§ **Passage extrait**

┌────────

Elle l’a été parfois, mais en ce moment elle n’est ni quotidienne ni compulsive, mon inspiration est fragile, je viens de faire un livre, j’ai pas mal travaillé pour des commandes spéciales et j’aime beaucoup ça, parce qu’elles m’obligent à me confronter à cette question de savoir où j’en suis et de ce que je peux encore ressentir devant le monde. Je vais probablement devoir voyager loin de mon jardin où je commence à me sentir un peu à l’étroit.

Vous vivez, comme l’écrivain Marie Cosnay et la photographe Emmanuelle Gabory, à Bayonne, non loin du plasticien/écrivain Pascal Convert, et d’un autre écrivain d’importance, Mathieu Terence. Y aurait-il une spécificité bayonnaise ? Que représente le pays basque pour vous ?
C’est le lieu où j’ai décidé de vivre il y’a quelques années après des séjours dans des grandes villes que j’ai fini par fuir. C’est ici que j’ai grandi et je m’y sens chez moi, en sécurité. Je pars souvent et je suis toujours heureuse de rentrer. Bayonne est une petite ville belle et calme, proche de la mer et des montagnes. La vie y est plus simple que dans les capitales, on s’ennuie un peu c’est sûr, mais le vide m’est fécond, je crois.

Vous avez publié récemment dans les revues Jef Klak, Halogénure et Bad to the bones. Seriez-vous une photographe underground ? Comment définiriez-vous ce terme ? L’adjectif intimiste vous convient-il ?
C’est que l’underground, comme vous dites, me propose des choses. Je n’y suis pour rien. Cela dit, si on comprend ce terme comme les mondes souterrains ou en marge, il y a des correspondances avec l’endroit où je me situe malgré moi. Je travaille beaucoup dans mon coin, et souvent pour peu d’argent, mais je m’applique à mettre de plus en plus la tête dehors et c’est très bien.

Comment avez-vous été amenée à donner une image pour la couverture du livre de Doris Lessing en Livre de Poche, Mémoires d’une survivante (2016) ?
C’est une agence qui distribue certaines de mes photographies. De temps en temps, j’illustre de beaux romans grâce à eux, et j’aime beaucoup quand ça arrive.

└────────

Enregistrements d'un jeu de données
┌────────

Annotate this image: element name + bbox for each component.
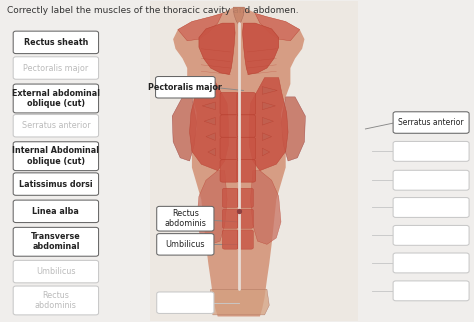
FancyBboxPatch shape — [157, 234, 214, 255]
Text: Serratus anterior: Serratus anterior — [21, 121, 90, 130]
FancyBboxPatch shape — [393, 253, 469, 273]
Polygon shape — [251, 171, 281, 244]
FancyBboxPatch shape — [220, 92, 239, 115]
Text: Pectoralis major: Pectoralis major — [148, 83, 222, 92]
FancyBboxPatch shape — [393, 141, 469, 161]
FancyBboxPatch shape — [393, 198, 469, 217]
Polygon shape — [262, 118, 273, 125]
Polygon shape — [190, 78, 228, 171]
FancyBboxPatch shape — [157, 206, 214, 231]
Text: Internal Abdominal
oblique (cut): Internal Abdominal oblique (cut) — [12, 147, 100, 166]
Polygon shape — [204, 118, 215, 125]
Polygon shape — [197, 171, 227, 244]
FancyBboxPatch shape — [150, 1, 358, 321]
FancyBboxPatch shape — [13, 173, 99, 195]
Polygon shape — [201, 87, 215, 94]
Text: Pectoralis major: Pectoralis major — [23, 63, 89, 72]
Text: Rectus
abdominis: Rectus abdominis — [164, 209, 206, 228]
Text: Linea alba: Linea alba — [32, 207, 79, 216]
FancyBboxPatch shape — [13, 31, 99, 53]
FancyBboxPatch shape — [157, 292, 214, 313]
FancyBboxPatch shape — [393, 225, 469, 245]
Polygon shape — [262, 148, 270, 156]
Text: Transverse
abdominal: Transverse abdominal — [31, 232, 81, 251]
Polygon shape — [255, 14, 300, 41]
FancyBboxPatch shape — [13, 200, 99, 223]
FancyBboxPatch shape — [237, 92, 255, 115]
FancyBboxPatch shape — [393, 112, 469, 133]
Text: Umbilicus: Umbilicus — [165, 240, 205, 249]
Text: Umbilicus: Umbilicus — [36, 267, 76, 276]
FancyBboxPatch shape — [237, 115, 255, 137]
FancyBboxPatch shape — [237, 160, 255, 182]
FancyBboxPatch shape — [13, 286, 99, 315]
FancyBboxPatch shape — [13, 57, 99, 79]
Text: Rectus sheath: Rectus sheath — [24, 38, 88, 47]
Text: Latissimus dorsi: Latissimus dorsi — [19, 180, 93, 189]
Polygon shape — [208, 289, 269, 315]
FancyBboxPatch shape — [13, 260, 99, 283]
FancyBboxPatch shape — [237, 209, 253, 228]
Text: Correctly label the muscles of the thoracic cavity and abdomen.: Correctly label the muscles of the thora… — [7, 5, 298, 14]
FancyBboxPatch shape — [13, 115, 99, 137]
Polygon shape — [281, 97, 305, 161]
Polygon shape — [206, 133, 215, 140]
FancyBboxPatch shape — [393, 281, 469, 301]
FancyBboxPatch shape — [155, 77, 215, 98]
FancyBboxPatch shape — [222, 188, 238, 207]
Polygon shape — [172, 97, 197, 161]
FancyBboxPatch shape — [237, 137, 255, 160]
FancyBboxPatch shape — [220, 115, 239, 137]
Polygon shape — [262, 102, 275, 110]
Polygon shape — [202, 102, 215, 110]
FancyBboxPatch shape — [237, 188, 253, 207]
Polygon shape — [178, 14, 222, 41]
FancyBboxPatch shape — [13, 142, 99, 171]
Polygon shape — [243, 23, 279, 74]
FancyBboxPatch shape — [393, 170, 469, 190]
Polygon shape — [199, 23, 235, 74]
FancyBboxPatch shape — [220, 160, 239, 182]
Polygon shape — [262, 87, 277, 94]
Text: Rectus
abdominis: Rectus abdominis — [35, 291, 77, 310]
Polygon shape — [249, 78, 288, 171]
Polygon shape — [173, 7, 304, 317]
FancyBboxPatch shape — [13, 227, 99, 256]
FancyBboxPatch shape — [220, 137, 239, 160]
Text: Serratus anterior: Serratus anterior — [398, 118, 464, 127]
Polygon shape — [233, 7, 245, 25]
FancyBboxPatch shape — [13, 84, 99, 113]
FancyBboxPatch shape — [237, 230, 253, 249]
Polygon shape — [208, 148, 215, 156]
Text: External abdominal
oblique (cut): External abdominal oblique (cut) — [12, 89, 100, 108]
FancyBboxPatch shape — [222, 209, 238, 228]
FancyBboxPatch shape — [222, 230, 238, 249]
Polygon shape — [262, 133, 272, 140]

└────────

§ **Énoncé 1**
Recopiez à l'identique la partie de l'entretien qui s'ouvre sur les mots « Vous avez publié » et se ferme sur « quand ça arrive. ».
§ **Énoncé 2**
Selon l'entretien, dans quelles revues la personne interrogée a-t-elle publié récemment ?
§ **Énoncé 3**
Pour chacune des affirmations suivantes, indiquez par oui ou par non si elle concorde avec l'entretien, puis citez les mots qui tranchent.
(a) La personne interrogée a grandi à Bayonne.
(b) Elle juge la vie à Bayonne plus compliquée que dans les capitales.
(c) Une agence distribue certaines de ses photographies.

§ **Résultat final 1**
Vous avez publié récemment dans les revues Jef Klak, Halogénure et Bad to the bones. Seriez-vous une photographe underground ? Comment définiriez-vous ce terme ? L’adjectif intimiste vous convient-il ?
C’est que l’underground, comme vous dites, me propose des choses. Je n’y suis pour rien. Cela dit, si on comprend ce terme comme les mondes souterrains ou en marge, il y a des correspondances avec l’endroit où je me situe malgré moi. Je travaille beaucoup dans mon coin, et souvent pour peu d’argent, mais je m’applique à mettre de plus en plus la tête dehors et c’est très bien.

Comment avez-vous été amenée à donner une image pour la couverture du livre de Doris Lessing en Livre de Poche, Mémoires d’une survivante (2016) ?
C’est une agence qui distribue certaines de mes photographies. De temps en temps, j’illustre de beaux romans grâce à eux, et j’aime beaucoup quand ça arrive.

§ **Résultat final 2**
Dans les revues Jef Klak, Halogénure et Bad to the bones.

§ **Résultat final 3**
(a) Oui : « C’est ici que j’ai grandi et je m’y sens chez moi, en sécurité. »
(b) Non : « La vie y est plus simple que dans les capitales »
(c) Oui : « C’est une agence qui distribue certaines de mes photographies. »